The records should be written out in full, with nothing altered.
-- START DATASET RECORDS --
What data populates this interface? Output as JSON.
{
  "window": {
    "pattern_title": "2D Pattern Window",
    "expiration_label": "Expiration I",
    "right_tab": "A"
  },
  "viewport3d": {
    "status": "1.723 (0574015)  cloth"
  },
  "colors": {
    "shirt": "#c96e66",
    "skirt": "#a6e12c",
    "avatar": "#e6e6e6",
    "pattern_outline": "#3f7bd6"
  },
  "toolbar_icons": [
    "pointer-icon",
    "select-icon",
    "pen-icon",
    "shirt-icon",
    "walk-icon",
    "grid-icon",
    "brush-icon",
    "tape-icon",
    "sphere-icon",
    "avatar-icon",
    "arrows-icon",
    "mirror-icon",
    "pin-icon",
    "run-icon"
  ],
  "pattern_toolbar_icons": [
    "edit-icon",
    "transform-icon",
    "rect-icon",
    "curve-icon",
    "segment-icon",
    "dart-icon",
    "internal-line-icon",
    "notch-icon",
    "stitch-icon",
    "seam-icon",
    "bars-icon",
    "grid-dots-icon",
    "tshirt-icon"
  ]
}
-- END DATASET RECORDS --
__RESPONSE TO THIS TASK__.
What data populates this interface? Output as JSON.
{
  "window": {
    "pattern_title": "2D Pattern Window",
    "expiration_label": "Expiration I",
    "right_tab": "A"
  },
  "viewport3d": {
    "status": "1.723 (0574015)  cloth"
  },
  "colors": {
    "shirt": "#c96e66",
    "skirt": "#a6e12c",
    "avatar": "#e6e6e6",
    "pattern_outline": "#3f7bd6"
  },
  "toolbar_icons": [
    "pointer-icon",
    "select-icon",
    "pen-icon",
    "shirt-icon",
    "walk-icon",
    "grid-icon",
    "brush-icon",
    "tape-icon",
    "sphere-icon",
    "avatar-icon",
    "arrows-icon",
    "mirror-icon",
    "pin-icon",
    "run-icon"
  ],
  "pattern_toolbar_icons": [
    "edit-icon",
    "transform-icon",
    "rect-icon",
    "curve-icon",
    "segment-icon",
    "dart-icon",
    "internal-line-icon",
    "notch-icon",
    "stitch-icon",
    "seam-icon",
    "bars-icon",
    "grid-dots-icon",
    "tshirt-icon"
  ]
}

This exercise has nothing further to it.